Stored data
┄┄┄┄┄┄┄┄┄┄┄┄┄┄┄┄┄┄┄┄

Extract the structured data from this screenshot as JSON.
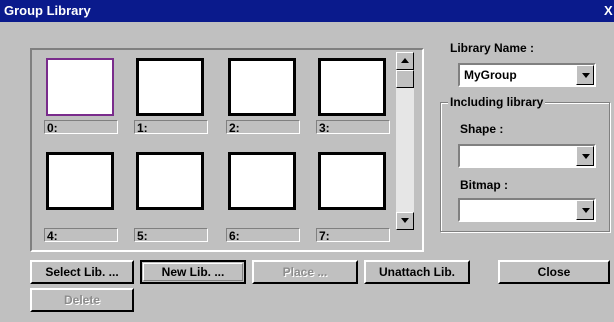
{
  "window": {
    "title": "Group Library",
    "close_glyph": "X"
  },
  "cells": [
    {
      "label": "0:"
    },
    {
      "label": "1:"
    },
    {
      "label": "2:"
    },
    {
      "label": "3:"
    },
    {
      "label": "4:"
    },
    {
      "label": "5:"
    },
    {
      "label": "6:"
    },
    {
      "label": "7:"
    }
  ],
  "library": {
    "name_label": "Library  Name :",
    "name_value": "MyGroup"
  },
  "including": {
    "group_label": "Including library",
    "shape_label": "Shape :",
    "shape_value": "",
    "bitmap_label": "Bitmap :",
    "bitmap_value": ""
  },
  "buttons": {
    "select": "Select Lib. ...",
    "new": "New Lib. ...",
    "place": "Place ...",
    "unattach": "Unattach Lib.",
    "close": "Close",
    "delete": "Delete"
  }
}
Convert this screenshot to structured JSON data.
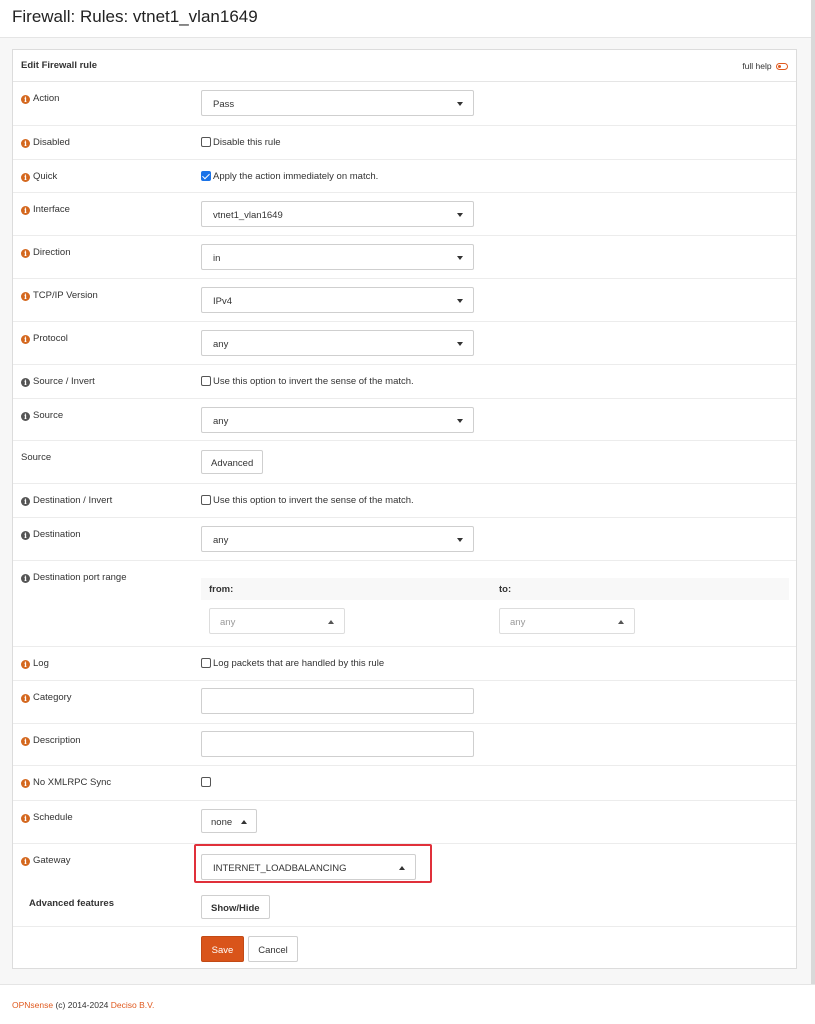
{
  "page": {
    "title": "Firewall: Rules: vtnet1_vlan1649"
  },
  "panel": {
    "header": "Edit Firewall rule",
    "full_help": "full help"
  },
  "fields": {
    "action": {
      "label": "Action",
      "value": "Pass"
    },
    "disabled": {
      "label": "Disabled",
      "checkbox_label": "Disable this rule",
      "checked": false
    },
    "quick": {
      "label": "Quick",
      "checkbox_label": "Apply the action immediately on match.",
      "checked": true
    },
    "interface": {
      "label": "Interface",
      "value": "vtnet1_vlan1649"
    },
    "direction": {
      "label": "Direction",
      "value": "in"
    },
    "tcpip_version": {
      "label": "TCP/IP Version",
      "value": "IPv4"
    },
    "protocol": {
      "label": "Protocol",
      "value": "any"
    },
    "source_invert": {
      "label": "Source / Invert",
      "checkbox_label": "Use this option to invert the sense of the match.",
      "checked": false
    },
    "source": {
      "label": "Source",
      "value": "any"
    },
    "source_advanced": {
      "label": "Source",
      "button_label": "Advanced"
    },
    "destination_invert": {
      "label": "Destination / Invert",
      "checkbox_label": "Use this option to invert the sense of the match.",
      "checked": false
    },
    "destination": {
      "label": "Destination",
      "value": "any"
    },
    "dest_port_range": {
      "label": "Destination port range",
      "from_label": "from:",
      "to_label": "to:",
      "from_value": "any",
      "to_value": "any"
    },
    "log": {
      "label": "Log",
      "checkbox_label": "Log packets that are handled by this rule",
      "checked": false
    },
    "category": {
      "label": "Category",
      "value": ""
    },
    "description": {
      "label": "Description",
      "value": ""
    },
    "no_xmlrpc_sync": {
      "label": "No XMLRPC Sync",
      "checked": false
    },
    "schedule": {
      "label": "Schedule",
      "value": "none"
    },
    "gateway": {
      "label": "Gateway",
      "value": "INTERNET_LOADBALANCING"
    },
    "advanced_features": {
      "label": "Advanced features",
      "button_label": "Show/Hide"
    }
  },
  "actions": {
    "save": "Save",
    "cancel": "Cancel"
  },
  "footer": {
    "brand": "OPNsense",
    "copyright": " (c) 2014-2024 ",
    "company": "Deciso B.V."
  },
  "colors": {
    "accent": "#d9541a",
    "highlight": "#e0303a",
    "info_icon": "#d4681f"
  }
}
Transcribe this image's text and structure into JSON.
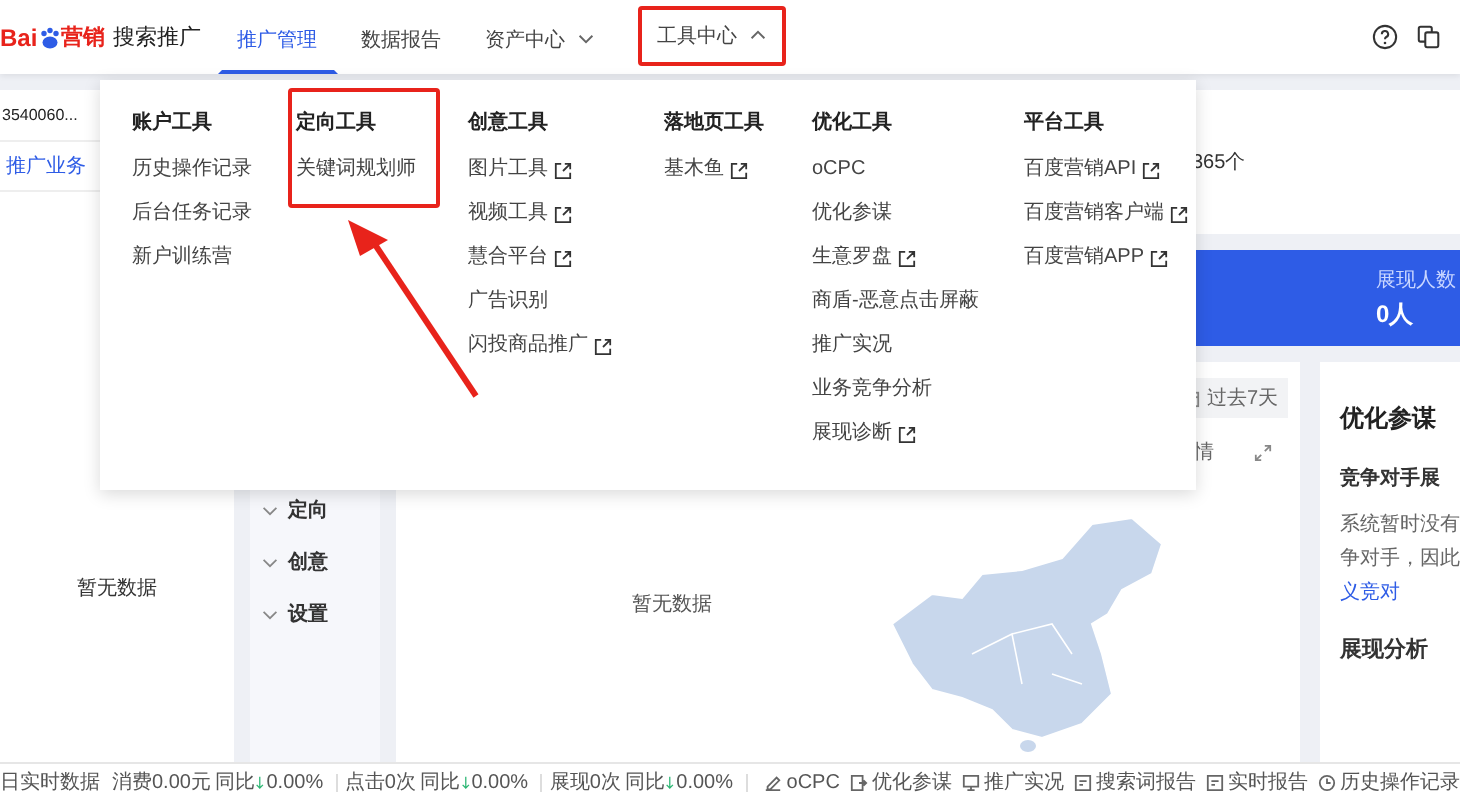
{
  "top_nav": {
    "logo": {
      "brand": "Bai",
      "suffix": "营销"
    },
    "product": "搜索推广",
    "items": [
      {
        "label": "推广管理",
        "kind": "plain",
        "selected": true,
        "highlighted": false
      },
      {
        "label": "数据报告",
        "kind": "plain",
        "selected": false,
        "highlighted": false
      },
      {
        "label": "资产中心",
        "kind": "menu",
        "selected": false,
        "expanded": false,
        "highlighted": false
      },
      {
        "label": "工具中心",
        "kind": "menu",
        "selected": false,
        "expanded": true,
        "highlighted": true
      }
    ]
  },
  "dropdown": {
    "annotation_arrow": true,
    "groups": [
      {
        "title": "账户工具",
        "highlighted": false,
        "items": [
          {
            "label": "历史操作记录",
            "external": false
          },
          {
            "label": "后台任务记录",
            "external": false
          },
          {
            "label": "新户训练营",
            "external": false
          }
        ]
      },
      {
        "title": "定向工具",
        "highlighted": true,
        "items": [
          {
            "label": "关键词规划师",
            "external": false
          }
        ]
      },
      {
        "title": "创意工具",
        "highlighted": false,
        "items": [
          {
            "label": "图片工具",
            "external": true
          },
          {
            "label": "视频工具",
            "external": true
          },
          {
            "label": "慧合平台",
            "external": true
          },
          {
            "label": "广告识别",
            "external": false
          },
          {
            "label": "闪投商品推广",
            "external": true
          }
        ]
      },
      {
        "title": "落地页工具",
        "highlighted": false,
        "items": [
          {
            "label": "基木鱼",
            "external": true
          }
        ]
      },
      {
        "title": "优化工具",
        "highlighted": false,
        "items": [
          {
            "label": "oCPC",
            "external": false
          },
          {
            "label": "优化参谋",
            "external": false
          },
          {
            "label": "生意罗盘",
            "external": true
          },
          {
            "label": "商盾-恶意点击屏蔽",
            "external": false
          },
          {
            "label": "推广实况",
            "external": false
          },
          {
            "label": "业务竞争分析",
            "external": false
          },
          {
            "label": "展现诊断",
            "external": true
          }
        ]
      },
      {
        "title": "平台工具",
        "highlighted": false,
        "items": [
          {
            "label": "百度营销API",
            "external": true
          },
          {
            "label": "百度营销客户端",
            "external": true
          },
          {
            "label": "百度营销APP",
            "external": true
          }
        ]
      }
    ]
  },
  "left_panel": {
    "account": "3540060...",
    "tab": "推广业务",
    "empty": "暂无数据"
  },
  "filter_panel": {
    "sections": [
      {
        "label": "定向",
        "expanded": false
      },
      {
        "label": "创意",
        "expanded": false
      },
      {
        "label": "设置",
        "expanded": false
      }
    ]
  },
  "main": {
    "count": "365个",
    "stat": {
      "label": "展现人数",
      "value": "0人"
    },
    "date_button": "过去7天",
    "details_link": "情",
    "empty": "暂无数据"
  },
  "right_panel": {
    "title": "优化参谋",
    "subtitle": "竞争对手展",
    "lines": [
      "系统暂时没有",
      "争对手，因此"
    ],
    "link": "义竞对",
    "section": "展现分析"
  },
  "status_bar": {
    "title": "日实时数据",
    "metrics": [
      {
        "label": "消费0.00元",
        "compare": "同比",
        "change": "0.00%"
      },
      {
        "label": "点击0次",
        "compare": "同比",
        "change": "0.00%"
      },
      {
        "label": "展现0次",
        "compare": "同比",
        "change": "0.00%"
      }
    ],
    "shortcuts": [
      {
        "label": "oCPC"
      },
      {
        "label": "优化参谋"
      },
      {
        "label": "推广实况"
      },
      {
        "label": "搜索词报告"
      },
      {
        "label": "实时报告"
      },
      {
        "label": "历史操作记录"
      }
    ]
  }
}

┄┄┄┄┄┄┄┄┄┄┄┄┄┄┄┄┄┄┄┄

▸ Exercise
The listing above needs to be output again exactly. Don't include the pictures.

▸ Expected answer
Extract the structured data from this screenshot as JSON.
{
  "window": {
    "title": "Group Library",
    "close_glyph": "X"
  },
  "cells": [
    {
      "label": "0:"
    },
    {
      "label": "1:"
    },
    {
      "label": "2:"
    },
    {
      "label": "3:"
    },
    {
      "label": "4:"
    },
    {
      "label": "5:"
    },
    {
      "label": "6:"
    },
    {
      "label": "7:"
    }
  ],
  "library": {
    "name_label": "Library  Name :",
    "name_value": "MyGroup"
  },
  "including": {
    "group_label": "Including library",
    "shape_label": "Shape :",
    "shape_value": "",
    "bitmap_label": "Bitmap :",
    "bitmap_value": ""
  },
  "buttons": {
    "select": "Select Lib. ...",
    "new": "New Lib. ...",
    "place": "Place ...",
    "unattach": "Unattach Lib.",
    "close": "Close",
    "delete": "Delete"
  }
}
Convert this screenshot to structured JSON data.
{
  "page": {
    "title": "Firewall: Rules: vtnet1_vlan1649"
  },
  "panel": {
    "header": "Edit Firewall rule",
    "full_help": "full help"
  },
  "fields": {
    "action": {
      "label": "Action",
      "value": "Pass"
    },
    "disabled": {
      "label": "Disabled",
      "checkbox_label": "Disable this rule",
      "checked": false
    },
    "quick": {
      "label": "Quick",
      "checkbox_label": "Apply the action immediately on match.",
      "checked": true
    },
    "interface": {
      "label": "Interface",
      "value": "vtnet1_vlan1649"
    },
    "direction": {
      "label": "Direction",
      "value": "in"
    },
    "tcpip_version": {
      "label": "TCP/IP Version",
      "value": "IPv4"
    },
    "protocol": {
      "label": "Protocol",
      "value": "any"
    },
    "source_invert": {
      "label": "Source / Invert",
      "checkbox_label": "Use this option to invert the sense of the match.",
      "checked": false
    },
    "source": {
      "label": "Source",
      "value": "any"
    },
    "source_advanced": {
      "label": "Source",
      "button_label": "Advanced"
    },
    "destination_invert": {
      "label": "Destination / Invert",
      "checkbox_label": "Use this option to invert the sense of the match.",
      "checked": false
    },
    "destination": {
      "label": "Destination",
      "value": "any"
    },
    "dest_port_range": {
      "label": "Destination port range",
      "from_label": "from:",
      "to_label": "to:",
      "from_value": "any",
      "to_value": "any"
    },
    "log": {
      "label": "Log",
      "checkbox_label": "Log packets that are handled by this rule",
      "checked": false
    },
    "category": {
      "label": "Category",
      "value": ""
    },
    "description": {
      "label": "Description",
      "value": ""
    },
    "no_xmlrpc_sync": {
      "label": "No XMLRPC Sync",
      "checked": false
    },
    "schedule": {
      "label": "Schedule",
      "value": "none"
    },
    "gateway": {
      "label": "Gateway",
      "value": "INTERNET_LOADBALANCING"
    },
    "advanced_features": {
      "label": "Advanced features",
      "button_label": "Show/Hide"
    }
  },
  "actions": {
    "save": "Save",
    "cancel": "Cancel"
  },
  "footer": {
    "brand": "OPNsense",
    "copyright": " (c) 2014-2024 ",
    "company": "Deciso B.V."
  },
  "colors": {
    "accent": "#d9541a",
    "highlight": "#e0303a",
    "info_icon": "#d4681f"
  }
}
Transcribe this image's text and structure into JSON.
{
  "top_nav": {
    "logo": {
      "brand": "Bai",
      "suffix": "营销"
    },
    "product": "搜索推广",
    "items": [
      {
        "label": "推广管理",
        "kind": "plain",
        "selected": true,
        "highlighted": false
      },
      {
        "label": "数据报告",
        "kind": "plain",
        "selected": false,
        "highlighted": false
      },
      {
        "label": "资产中心",
        "kind": "menu",
        "selected": false,
        "expanded": false,
        "highlighted": false
      },
      {
        "label": "工具中心",
        "kind": "menu",
        "selected": false,
        "expanded": true,
        "highlighted": true
      }
    ]
  },
  "dropdown": {
    "annotation_arrow": true,
    "groups": [
      {
        "title": "账户工具",
        "highlighted": false,
        "items": [
          {
            "label": "历史操作记录",
            "external": false
          },
          {
            "label": "后台任务记录",
            "external": false
          },
          {
            "label": "新户训练营",
            "external": false
          }
        ]
      },
      {
        "title": "定向工具",
        "highlighted": true,
        "items": [
          {
            "label": "关键词规划师",
            "external": false
          }
        ]
      },
      {
        "title": "创意工具",
        "highlighted": false,
        "items": [
          {
            "label": "图片工具",
            "external": true
          },
          {
            "label": "视频工具",
            "external": true
          },
          {
            "label": "慧合平台",
            "external": true
          },
          {
            "label": "广告识别",
            "external": false
          },
          {
            "label": "闪投商品推广",
            "external": true
          }
        ]
      },
      {
        "title": "落地页工具",
        "highlighted": false,
        "items": [
          {
            "label": "基木鱼",
            "external": true
          }
        ]
      },
      {
        "title": "优化工具",
        "highlighted": false,
        "items": [
          {
            "label": "oCPC",
            "external": false
          },
          {
            "label": "优化参谋",
            "external": false
          },
          {
            "label": "生意罗盘",
            "external": true
          },
          {
            "label": "商盾-恶意点击屏蔽",
            "external": false
          },
          {
            "label": "推广实况",
            "external": false
          },
          {
            "label": "业务竞争分析",
            "external": false
          },
          {
            "label": "展现诊断",
            "external": true
          }
        ]
      },
      {
        "title": "平台工具",
        "highlighted": false,
        "items": [
          {
            "label": "百度营销API",
            "external": true
          },
          {
            "label": "百度营销客户端",
            "external": true
          },
          {
            "label": "百度营销APP",
            "external": true
          }
        ]
      }
    ]
  },
  "left_panel": {
    "account": "3540060...",
    "tab": "推广业务",
    "empty": "暂无数据"
  },
  "filter_panel": {
    "sections": [
      {
        "label": "定向",
        "expanded": false
      },
      {
        "label": "创意",
        "expanded": false
      },
      {
        "label": "设置",
        "expanded": false
      }
    ]
  },
  "main": {
    "count": "365个",
    "stat": {
      "label": "展现人数",
      "value": "0人"
    },
    "date_button": "过去7天",
    "details_link": "情",
    "empty": "暂无数据"
  },
  "right_panel": {
    "title": "优化参谋",
    "subtitle": "竞争对手展",
    "lines": [
      "系统暂时没有",
      "争对手，因此"
    ],
    "link": "义竞对",
    "section": "展现分析"
  },
  "status_bar": {
    "title": "日实时数据",
    "metrics": [
      {
        "label": "消费0.00元",
        "compare": "同比",
        "change": "0.00%"
      },
      {
        "label": "点击0次",
        "compare": "同比",
        "change": "0.00%"
      },
      {
        "label": "展现0次",
        "compare": "同比",
        "change": "0.00%"
      }
    ],
    "shortcuts": [
      {
        "label": "oCPC"
      },
      {
        "label": "优化参谋"
      },
      {
        "label": "推广实况"
      },
      {
        "label": "搜索词报告"
      },
      {
        "label": "实时报告"
      },
      {
        "label": "历史操作记录"
      }
    ]
  }
}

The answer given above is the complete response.